» What the task asks:
Which lines hold the word "prior"? Copy each of them.

━━━━━ Exercise material ━━━━━

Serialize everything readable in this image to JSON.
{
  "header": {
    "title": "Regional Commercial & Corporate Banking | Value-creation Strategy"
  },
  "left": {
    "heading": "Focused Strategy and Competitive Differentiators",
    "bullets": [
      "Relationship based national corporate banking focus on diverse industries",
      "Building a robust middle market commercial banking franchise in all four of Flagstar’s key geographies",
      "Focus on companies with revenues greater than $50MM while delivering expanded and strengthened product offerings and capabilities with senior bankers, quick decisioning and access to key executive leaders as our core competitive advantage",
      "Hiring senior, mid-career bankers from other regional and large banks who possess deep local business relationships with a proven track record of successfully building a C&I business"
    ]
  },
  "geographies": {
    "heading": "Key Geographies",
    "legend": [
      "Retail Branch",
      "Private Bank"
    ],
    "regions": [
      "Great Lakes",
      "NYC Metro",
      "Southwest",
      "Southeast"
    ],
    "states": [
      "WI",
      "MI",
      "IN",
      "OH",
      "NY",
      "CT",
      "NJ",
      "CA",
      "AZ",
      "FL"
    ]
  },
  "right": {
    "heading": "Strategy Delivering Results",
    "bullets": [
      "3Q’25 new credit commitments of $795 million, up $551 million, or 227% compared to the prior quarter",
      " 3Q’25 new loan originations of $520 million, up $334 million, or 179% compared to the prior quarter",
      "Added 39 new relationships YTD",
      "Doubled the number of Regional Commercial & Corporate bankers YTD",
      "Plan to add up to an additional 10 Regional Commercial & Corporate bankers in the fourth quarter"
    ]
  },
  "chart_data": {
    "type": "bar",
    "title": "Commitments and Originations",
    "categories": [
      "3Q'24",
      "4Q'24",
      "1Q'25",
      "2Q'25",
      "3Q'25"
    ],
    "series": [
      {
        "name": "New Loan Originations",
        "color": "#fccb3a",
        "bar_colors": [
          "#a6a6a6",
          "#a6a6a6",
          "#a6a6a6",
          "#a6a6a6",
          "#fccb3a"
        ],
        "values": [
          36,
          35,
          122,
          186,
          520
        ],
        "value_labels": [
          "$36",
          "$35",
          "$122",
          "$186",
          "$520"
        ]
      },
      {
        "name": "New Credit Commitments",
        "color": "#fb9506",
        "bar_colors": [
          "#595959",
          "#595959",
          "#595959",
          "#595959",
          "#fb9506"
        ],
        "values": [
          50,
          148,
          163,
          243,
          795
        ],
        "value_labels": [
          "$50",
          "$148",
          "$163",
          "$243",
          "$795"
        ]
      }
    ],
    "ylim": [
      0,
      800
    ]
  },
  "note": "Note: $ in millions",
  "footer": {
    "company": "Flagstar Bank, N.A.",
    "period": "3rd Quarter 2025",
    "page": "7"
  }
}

━━━━━

» Solution:
      "3Q’25 new credit commitments of $795 million, up $551 million, or 227% compared to the prior quarter",
      " 3Q’25 new loan originations of $520 million, up $334 million, or 179% compared to the prior quarter",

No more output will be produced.